Some records

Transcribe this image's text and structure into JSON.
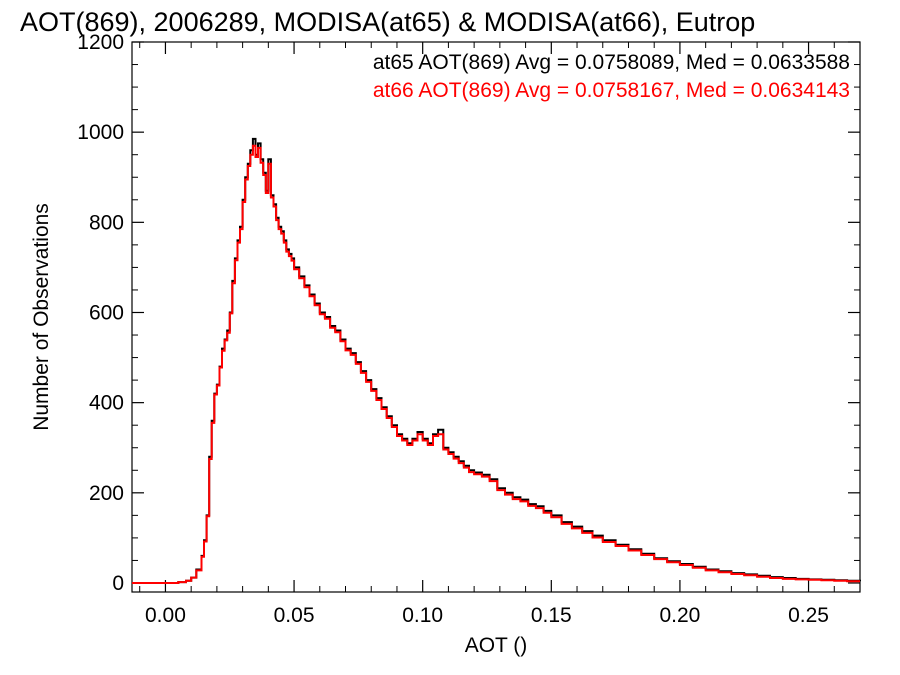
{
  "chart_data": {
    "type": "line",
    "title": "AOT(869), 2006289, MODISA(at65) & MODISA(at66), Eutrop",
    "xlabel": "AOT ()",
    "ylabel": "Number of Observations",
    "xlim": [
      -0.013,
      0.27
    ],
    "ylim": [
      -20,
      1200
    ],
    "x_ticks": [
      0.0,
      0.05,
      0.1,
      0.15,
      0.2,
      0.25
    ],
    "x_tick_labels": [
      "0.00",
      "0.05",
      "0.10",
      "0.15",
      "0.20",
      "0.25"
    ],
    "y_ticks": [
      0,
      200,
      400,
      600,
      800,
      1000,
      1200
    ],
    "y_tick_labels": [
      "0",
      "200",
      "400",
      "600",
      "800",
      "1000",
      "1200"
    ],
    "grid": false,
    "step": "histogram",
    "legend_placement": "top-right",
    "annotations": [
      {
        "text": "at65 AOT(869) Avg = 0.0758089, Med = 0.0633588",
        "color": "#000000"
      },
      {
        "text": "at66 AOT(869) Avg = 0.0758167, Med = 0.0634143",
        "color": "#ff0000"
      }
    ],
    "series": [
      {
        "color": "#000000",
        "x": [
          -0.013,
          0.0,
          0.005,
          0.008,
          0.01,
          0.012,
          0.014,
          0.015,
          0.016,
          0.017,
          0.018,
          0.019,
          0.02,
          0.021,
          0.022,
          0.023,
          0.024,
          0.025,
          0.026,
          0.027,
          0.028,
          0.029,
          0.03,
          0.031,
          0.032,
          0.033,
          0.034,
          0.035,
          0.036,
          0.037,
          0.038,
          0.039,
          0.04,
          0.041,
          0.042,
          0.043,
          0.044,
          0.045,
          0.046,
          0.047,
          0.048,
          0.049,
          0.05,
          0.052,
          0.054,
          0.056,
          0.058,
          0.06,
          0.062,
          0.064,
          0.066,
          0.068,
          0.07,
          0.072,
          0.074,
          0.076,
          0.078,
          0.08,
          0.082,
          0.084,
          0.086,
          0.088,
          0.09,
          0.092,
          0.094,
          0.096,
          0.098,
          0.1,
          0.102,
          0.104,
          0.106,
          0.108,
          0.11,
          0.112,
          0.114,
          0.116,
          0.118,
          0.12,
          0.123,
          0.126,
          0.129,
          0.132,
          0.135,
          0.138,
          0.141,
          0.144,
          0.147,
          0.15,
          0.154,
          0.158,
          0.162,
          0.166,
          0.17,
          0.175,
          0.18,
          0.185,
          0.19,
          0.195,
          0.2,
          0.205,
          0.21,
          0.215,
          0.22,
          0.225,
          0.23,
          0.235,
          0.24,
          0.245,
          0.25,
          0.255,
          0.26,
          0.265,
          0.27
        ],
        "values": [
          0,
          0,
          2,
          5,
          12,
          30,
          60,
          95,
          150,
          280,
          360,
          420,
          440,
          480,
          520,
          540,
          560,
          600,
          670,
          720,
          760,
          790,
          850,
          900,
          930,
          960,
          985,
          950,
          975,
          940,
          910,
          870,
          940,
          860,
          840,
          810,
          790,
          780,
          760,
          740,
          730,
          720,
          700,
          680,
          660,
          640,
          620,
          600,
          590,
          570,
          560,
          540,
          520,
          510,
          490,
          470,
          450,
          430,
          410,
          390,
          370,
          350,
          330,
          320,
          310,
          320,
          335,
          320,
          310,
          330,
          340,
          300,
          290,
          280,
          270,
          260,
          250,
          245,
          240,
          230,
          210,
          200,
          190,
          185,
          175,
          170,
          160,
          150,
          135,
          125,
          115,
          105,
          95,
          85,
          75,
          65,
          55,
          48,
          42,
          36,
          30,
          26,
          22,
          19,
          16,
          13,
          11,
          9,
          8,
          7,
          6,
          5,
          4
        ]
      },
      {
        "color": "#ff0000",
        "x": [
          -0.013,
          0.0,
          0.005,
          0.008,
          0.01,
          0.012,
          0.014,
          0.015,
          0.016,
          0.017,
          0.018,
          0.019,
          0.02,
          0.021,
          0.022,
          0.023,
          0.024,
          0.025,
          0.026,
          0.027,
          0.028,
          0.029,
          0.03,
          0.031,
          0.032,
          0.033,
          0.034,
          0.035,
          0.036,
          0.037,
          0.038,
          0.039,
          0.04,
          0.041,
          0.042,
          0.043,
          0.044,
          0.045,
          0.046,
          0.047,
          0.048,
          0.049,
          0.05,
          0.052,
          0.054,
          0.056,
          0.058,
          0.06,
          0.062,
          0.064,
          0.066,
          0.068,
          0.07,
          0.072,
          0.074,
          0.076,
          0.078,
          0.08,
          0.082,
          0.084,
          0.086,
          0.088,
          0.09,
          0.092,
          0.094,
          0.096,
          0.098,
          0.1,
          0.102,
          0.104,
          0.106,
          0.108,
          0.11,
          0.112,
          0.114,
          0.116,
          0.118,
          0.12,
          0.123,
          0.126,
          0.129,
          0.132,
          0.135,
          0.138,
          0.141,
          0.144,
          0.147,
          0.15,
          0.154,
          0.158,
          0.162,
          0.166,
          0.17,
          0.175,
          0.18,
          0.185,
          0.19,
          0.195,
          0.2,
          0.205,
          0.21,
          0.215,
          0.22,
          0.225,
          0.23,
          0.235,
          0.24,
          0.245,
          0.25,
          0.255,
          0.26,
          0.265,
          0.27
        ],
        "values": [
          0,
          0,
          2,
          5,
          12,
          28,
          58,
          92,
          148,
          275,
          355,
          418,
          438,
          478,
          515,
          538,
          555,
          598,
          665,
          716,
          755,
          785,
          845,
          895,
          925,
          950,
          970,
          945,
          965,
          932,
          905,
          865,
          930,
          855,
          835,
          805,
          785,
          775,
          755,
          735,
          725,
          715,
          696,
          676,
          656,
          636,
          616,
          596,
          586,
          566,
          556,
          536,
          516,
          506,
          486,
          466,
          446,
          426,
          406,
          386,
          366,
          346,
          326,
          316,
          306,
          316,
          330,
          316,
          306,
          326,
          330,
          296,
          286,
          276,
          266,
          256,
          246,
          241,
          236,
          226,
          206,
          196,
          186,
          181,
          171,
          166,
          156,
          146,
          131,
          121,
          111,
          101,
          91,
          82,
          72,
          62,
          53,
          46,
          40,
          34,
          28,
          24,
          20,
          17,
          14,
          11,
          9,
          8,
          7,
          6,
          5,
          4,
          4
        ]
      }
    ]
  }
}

**Goal of the exercise**
Copy the records exactly as they appear, excluding images.

**Output of the exercise**
Transcribe this image's text and structure into JSON.
{
  "chart_data": {
    "type": "line",
    "title": "AOT(869), 2006289, MODISA(at65) & MODISA(at66), Eutrop",
    "xlabel": "AOT ()",
    "ylabel": "Number of Observations",
    "xlim": [
      -0.013,
      0.27
    ],
    "ylim": [
      -20,
      1200
    ],
    "x_ticks": [
      0.0,
      0.05,
      0.1,
      0.15,
      0.2,
      0.25
    ],
    "x_tick_labels": [
      "0.00",
      "0.05",
      "0.10",
      "0.15",
      "0.20",
      "0.25"
    ],
    "y_ticks": [
      0,
      200,
      400,
      600,
      800,
      1000,
      1200
    ],
    "y_tick_labels": [
      "0",
      "200",
      "400",
      "600",
      "800",
      "1000",
      "1200"
    ],
    "grid": false,
    "step": "histogram",
    "legend_placement": "top-right",
    "annotations": [
      {
        "text": "at65 AOT(869) Avg = 0.0758089, Med = 0.0633588",
        "color": "#000000"
      },
      {
        "text": "at66 AOT(869) Avg = 0.0758167, Med = 0.0634143",
        "color": "#ff0000"
      }
    ],
    "series": [
      {
        "color": "#000000",
        "x": [
          -0.013,
          0.0,
          0.005,
          0.008,
          0.01,
          0.012,
          0.014,
          0.015,
          0.016,
          0.017,
          0.018,
          0.019,
          0.02,
          0.021,
          0.022,
          0.023,
          0.024,
          0.025,
          0.026,
          0.027,
          0.028,
          0.029,
          0.03,
          0.031,
          0.032,
          0.033,
          0.034,
          0.035,
          0.036,
          0.037,
          0.038,
          0.039,
          0.04,
          0.041,
          0.042,
          0.043,
          0.044,
          0.045,
          0.046,
          0.047,
          0.048,
          0.049,
          0.05,
          0.052,
          0.054,
          0.056,
          0.058,
          0.06,
          0.062,
          0.064,
          0.066,
          0.068,
          0.07,
          0.072,
          0.074,
          0.076,
          0.078,
          0.08,
          0.082,
          0.084,
          0.086,
          0.088,
          0.09,
          0.092,
          0.094,
          0.096,
          0.098,
          0.1,
          0.102,
          0.104,
          0.106,
          0.108,
          0.11,
          0.112,
          0.114,
          0.116,
          0.118,
          0.12,
          0.123,
          0.126,
          0.129,
          0.132,
          0.135,
          0.138,
          0.141,
          0.144,
          0.147,
          0.15,
          0.154,
          0.158,
          0.162,
          0.166,
          0.17,
          0.175,
          0.18,
          0.185,
          0.19,
          0.195,
          0.2,
          0.205,
          0.21,
          0.215,
          0.22,
          0.225,
          0.23,
          0.235,
          0.24,
          0.245,
          0.25,
          0.255,
          0.26,
          0.265,
          0.27
        ],
        "values": [
          0,
          0,
          2,
          5,
          12,
          30,
          60,
          95,
          150,
          280,
          360,
          420,
          440,
          480,
          520,
          540,
          560,
          600,
          670,
          720,
          760,
          790,
          850,
          900,
          930,
          960,
          985,
          950,
          975,
          940,
          910,
          870,
          940,
          860,
          840,
          810,
          790,
          780,
          760,
          740,
          730,
          720,
          700,
          680,
          660,
          640,
          620,
          600,
          590,
          570,
          560,
          540,
          520,
          510,
          490,
          470,
          450,
          430,
          410,
          390,
          370,
          350,
          330,
          320,
          310,
          320,
          335,
          320,
          310,
          330,
          340,
          300,
          290,
          280,
          270,
          260,
          250,
          245,
          240,
          230,
          210,
          200,
          190,
          185,
          175,
          170,
          160,
          150,
          135,
          125,
          115,
          105,
          95,
          85,
          75,
          65,
          55,
          48,
          42,
          36,
          30,
          26,
          22,
          19,
          16,
          13,
          11,
          9,
          8,
          7,
          6,
          5,
          4
        ]
      },
      {
        "color": "#ff0000",
        "x": [
          -0.013,
          0.0,
          0.005,
          0.008,
          0.01,
          0.012,
          0.014,
          0.015,
          0.016,
          0.017,
          0.018,
          0.019,
          0.02,
          0.021,
          0.022,
          0.023,
          0.024,
          0.025,
          0.026,
          0.027,
          0.028,
          0.029,
          0.03,
          0.031,
          0.032,
          0.033,
          0.034,
          0.035,
          0.036,
          0.037,
          0.038,
          0.039,
          0.04,
          0.041,
          0.042,
          0.043,
          0.044,
          0.045,
          0.046,
          0.047,
          0.048,
          0.049,
          0.05,
          0.052,
          0.054,
          0.056,
          0.058,
          0.06,
          0.062,
          0.064,
          0.066,
          0.068,
          0.07,
          0.072,
          0.074,
          0.076,
          0.078,
          0.08,
          0.082,
          0.084,
          0.086,
          0.088,
          0.09,
          0.092,
          0.094,
          0.096,
          0.098,
          0.1,
          0.102,
          0.104,
          0.106,
          0.108,
          0.11,
          0.112,
          0.114,
          0.116,
          0.118,
          0.12,
          0.123,
          0.126,
          0.129,
          0.132,
          0.135,
          0.138,
          0.141,
          0.144,
          0.147,
          0.15,
          0.154,
          0.158,
          0.162,
          0.166,
          0.17,
          0.175,
          0.18,
          0.185,
          0.19,
          0.195,
          0.2,
          0.205,
          0.21,
          0.215,
          0.22,
          0.225,
          0.23,
          0.235,
          0.24,
          0.245,
          0.25,
          0.255,
          0.26,
          0.265,
          0.27
        ],
        "values": [
          0,
          0,
          2,
          5,
          12,
          28,
          58,
          92,
          148,
          275,
          355,
          418,
          438,
          478,
          515,
          538,
          555,
          598,
          665,
          716,
          755,
          785,
          845,
          895,
          925,
          950,
          970,
          945,
          965,
          932,
          905,
          865,
          930,
          855,
          835,
          805,
          785,
          775,
          755,
          735,
          725,
          715,
          696,
          676,
          656,
          636,
          616,
          596,
          586,
          566,
          556,
          536,
          516,
          506,
          486,
          466,
          446,
          426,
          406,
          386,
          366,
          346,
          326,
          316,
          306,
          316,
          330,
          316,
          306,
          326,
          330,
          296,
          286,
          276,
          266,
          256,
          246,
          241,
          236,
          226,
          206,
          196,
          186,
          181,
          171,
          166,
          156,
          146,
          131,
          121,
          111,
          101,
          91,
          82,
          72,
          62,
          53,
          46,
          40,
          34,
          28,
          24,
          20,
          17,
          14,
          11,
          9,
          8,
          7,
          6,
          5,
          4,
          4
        ]
      }
    ]
  }
}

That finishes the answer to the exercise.